TASK DETAILS :: Each line that holds the word "Biztonságos" should be returned.

DATA FOR THIS EXERCISE ::
● ● ● ● ●

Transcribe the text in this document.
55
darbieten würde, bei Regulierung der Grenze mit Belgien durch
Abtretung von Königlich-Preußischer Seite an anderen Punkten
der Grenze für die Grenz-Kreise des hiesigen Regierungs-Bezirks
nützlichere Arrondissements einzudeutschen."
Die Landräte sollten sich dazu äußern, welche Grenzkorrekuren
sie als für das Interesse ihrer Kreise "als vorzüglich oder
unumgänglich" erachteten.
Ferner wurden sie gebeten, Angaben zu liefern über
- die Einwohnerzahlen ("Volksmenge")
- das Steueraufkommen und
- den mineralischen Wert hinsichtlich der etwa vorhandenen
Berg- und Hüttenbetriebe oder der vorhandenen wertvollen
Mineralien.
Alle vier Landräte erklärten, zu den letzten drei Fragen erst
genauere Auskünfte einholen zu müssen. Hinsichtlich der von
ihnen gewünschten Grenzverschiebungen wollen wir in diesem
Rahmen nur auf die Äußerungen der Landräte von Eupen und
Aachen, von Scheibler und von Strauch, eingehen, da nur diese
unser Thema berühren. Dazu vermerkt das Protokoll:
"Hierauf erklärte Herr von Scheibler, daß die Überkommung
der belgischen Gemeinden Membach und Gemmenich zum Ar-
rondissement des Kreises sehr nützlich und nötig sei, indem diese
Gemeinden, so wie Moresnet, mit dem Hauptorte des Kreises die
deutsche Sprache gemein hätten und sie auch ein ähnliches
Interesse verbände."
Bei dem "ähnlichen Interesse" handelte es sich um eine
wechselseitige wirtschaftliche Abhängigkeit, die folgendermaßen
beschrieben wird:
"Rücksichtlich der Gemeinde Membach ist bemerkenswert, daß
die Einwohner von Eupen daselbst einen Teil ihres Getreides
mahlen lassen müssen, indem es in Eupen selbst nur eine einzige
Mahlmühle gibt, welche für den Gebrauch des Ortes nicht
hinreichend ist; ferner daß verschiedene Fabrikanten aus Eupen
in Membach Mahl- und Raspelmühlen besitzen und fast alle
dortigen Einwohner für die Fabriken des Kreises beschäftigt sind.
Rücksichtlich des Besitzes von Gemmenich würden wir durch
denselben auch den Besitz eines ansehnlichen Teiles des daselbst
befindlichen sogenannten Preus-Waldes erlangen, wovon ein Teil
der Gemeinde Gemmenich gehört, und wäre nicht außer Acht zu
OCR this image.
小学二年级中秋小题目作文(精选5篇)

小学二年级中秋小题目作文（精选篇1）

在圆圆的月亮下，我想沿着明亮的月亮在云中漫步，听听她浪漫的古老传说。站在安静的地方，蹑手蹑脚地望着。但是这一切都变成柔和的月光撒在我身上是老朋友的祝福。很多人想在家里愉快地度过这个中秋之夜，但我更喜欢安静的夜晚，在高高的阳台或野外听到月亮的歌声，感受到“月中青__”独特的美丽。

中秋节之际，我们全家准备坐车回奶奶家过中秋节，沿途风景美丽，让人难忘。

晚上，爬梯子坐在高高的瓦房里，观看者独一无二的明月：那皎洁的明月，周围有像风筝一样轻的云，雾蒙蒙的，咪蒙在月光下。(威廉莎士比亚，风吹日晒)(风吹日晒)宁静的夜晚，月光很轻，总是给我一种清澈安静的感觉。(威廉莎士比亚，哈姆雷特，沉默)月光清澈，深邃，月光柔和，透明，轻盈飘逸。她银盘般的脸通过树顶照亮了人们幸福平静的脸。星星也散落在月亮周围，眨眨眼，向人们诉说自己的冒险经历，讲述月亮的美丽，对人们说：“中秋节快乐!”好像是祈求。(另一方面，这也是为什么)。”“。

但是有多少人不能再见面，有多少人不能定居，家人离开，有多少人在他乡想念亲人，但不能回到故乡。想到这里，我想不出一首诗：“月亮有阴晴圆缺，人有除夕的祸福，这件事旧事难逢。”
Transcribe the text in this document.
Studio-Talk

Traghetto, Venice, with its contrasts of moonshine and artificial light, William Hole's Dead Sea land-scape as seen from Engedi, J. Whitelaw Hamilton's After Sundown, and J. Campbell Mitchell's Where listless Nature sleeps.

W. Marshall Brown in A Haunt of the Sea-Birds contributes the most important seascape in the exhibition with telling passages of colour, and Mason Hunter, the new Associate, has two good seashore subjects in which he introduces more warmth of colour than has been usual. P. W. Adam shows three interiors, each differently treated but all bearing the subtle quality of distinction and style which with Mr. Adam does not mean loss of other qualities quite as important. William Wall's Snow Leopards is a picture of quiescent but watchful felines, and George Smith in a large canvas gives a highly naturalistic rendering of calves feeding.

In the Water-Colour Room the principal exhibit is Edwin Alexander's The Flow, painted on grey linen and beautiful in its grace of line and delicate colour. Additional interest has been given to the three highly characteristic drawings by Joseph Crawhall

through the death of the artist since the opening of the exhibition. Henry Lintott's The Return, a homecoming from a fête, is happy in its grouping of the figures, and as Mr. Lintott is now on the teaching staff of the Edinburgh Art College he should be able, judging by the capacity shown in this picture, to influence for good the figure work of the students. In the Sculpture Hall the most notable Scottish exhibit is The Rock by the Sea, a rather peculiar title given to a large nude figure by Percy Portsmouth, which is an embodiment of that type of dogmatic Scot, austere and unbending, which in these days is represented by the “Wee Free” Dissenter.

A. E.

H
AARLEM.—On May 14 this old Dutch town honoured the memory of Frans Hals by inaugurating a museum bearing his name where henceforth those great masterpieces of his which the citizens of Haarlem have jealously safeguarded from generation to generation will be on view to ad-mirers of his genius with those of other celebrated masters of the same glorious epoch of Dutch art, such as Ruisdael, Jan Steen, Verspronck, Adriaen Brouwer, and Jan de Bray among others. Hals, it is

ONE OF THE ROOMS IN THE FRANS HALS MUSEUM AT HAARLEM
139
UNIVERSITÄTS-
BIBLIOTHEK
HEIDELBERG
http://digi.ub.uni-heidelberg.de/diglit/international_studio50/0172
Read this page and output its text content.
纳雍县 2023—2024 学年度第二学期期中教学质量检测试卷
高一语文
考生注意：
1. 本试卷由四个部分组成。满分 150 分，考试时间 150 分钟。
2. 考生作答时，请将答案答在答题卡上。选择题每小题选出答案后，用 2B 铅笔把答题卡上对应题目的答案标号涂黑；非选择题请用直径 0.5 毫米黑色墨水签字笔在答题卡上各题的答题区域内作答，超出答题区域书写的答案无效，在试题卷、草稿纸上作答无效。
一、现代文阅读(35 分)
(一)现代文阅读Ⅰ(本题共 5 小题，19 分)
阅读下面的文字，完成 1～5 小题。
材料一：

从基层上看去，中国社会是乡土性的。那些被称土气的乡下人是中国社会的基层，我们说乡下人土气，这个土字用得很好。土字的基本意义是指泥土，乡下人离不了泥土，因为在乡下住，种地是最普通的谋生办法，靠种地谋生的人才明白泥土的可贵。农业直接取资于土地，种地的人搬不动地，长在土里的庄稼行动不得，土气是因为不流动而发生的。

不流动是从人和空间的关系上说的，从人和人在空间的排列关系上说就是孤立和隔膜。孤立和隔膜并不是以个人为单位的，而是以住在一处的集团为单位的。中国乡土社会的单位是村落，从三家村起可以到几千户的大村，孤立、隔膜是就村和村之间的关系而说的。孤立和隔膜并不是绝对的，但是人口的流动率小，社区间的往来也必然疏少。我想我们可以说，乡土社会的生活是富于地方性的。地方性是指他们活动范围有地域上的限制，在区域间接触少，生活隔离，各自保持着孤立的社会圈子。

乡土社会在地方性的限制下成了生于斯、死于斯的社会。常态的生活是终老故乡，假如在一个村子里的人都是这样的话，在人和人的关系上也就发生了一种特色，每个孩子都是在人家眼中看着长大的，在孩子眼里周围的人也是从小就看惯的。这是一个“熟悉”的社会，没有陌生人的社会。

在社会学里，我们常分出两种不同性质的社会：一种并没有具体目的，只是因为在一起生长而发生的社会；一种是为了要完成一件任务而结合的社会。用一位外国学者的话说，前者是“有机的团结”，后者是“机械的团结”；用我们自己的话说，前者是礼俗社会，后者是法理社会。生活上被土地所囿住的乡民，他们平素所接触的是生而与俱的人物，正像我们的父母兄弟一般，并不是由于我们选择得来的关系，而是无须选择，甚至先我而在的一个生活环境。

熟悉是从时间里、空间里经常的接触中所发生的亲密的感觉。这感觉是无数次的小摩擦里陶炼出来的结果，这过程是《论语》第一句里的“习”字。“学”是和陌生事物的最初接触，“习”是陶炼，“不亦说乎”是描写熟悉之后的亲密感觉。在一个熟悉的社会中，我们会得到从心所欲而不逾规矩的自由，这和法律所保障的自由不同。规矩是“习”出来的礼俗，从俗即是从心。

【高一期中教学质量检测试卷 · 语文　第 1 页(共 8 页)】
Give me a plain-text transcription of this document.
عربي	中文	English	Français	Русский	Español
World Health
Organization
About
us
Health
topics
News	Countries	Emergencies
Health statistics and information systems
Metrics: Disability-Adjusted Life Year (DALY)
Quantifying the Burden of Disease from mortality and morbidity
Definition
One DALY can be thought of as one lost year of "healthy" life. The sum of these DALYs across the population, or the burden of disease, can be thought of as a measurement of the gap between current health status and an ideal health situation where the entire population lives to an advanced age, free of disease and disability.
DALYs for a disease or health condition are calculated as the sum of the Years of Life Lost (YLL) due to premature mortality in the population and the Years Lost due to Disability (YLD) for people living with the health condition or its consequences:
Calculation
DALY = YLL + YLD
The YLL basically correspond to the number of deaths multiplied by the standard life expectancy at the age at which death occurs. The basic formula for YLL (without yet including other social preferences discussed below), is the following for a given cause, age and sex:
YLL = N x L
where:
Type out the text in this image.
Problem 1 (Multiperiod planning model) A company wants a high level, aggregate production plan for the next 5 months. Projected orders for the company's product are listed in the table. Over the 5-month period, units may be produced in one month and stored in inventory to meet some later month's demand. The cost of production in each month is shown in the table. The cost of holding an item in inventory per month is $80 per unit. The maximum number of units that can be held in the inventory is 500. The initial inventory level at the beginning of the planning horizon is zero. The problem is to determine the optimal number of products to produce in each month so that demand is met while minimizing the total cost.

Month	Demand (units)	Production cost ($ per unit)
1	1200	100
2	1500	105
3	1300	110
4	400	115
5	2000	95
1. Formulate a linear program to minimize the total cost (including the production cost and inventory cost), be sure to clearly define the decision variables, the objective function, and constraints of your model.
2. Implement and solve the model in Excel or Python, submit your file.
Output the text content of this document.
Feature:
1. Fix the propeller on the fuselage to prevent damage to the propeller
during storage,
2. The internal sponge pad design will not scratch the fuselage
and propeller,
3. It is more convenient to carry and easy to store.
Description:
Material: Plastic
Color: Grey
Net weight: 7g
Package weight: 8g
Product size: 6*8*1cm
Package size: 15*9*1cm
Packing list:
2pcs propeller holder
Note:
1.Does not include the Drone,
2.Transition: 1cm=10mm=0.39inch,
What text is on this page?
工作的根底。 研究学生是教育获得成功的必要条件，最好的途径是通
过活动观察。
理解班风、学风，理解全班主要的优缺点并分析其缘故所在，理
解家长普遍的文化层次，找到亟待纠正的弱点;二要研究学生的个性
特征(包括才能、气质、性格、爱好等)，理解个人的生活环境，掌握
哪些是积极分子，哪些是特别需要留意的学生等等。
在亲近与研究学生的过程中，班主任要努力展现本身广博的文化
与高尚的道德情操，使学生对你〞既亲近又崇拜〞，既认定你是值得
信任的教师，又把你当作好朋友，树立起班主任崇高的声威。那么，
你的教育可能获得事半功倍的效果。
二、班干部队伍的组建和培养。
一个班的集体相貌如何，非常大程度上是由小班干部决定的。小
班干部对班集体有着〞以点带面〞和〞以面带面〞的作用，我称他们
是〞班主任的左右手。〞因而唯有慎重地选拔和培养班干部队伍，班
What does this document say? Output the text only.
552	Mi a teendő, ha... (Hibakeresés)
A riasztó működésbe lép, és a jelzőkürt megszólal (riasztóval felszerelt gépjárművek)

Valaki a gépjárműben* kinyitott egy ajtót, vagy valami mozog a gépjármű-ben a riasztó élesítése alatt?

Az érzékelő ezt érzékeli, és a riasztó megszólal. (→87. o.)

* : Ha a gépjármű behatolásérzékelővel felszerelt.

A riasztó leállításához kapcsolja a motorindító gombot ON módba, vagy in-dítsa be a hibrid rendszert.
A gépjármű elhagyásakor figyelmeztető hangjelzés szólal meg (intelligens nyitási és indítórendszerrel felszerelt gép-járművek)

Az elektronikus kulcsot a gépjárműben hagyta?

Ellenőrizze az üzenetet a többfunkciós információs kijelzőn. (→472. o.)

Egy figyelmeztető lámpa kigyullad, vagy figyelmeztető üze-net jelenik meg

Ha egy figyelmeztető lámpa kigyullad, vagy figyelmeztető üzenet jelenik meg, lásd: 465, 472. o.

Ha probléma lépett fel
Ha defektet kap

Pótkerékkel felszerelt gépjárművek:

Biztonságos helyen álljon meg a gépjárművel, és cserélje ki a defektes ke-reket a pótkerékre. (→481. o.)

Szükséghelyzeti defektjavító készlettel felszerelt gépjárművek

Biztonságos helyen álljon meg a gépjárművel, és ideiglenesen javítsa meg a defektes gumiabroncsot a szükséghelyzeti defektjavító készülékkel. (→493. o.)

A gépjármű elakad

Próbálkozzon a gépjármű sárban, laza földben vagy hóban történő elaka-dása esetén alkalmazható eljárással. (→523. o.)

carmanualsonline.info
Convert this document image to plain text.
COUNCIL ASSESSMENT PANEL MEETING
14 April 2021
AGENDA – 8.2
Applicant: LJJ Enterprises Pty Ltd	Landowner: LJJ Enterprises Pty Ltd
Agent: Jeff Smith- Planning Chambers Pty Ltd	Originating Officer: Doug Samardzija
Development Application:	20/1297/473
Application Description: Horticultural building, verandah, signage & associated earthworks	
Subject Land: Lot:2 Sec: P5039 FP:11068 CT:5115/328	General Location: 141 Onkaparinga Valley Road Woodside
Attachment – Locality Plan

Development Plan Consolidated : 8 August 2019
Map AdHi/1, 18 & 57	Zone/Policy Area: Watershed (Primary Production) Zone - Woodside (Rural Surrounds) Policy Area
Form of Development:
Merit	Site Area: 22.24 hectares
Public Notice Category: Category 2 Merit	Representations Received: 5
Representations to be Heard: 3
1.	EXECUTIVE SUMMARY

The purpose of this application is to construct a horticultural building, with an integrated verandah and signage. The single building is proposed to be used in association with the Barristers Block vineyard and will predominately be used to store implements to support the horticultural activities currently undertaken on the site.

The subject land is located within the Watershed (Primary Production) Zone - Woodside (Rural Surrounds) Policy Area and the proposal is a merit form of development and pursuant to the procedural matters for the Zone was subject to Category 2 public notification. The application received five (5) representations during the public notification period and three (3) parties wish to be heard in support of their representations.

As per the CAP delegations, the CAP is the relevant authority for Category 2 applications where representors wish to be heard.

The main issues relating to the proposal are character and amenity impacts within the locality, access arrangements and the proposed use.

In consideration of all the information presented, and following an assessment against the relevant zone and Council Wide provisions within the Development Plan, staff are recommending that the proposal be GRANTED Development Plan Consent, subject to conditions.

● ● ● ● ●

SOLUTION TO THIS PROBLEM ::
Biztonságos helyen álljon meg a gépjárművel, és cserélje ki a defektes ke-reket a pótkerékre. (→481. o.)
Biztonságos helyen álljon meg a gépjárművel, és ideiglenesen javítsa meg a defektes gumiabroncsot a szükséghelyzeti defektjavító készülékkel. (→493. o.)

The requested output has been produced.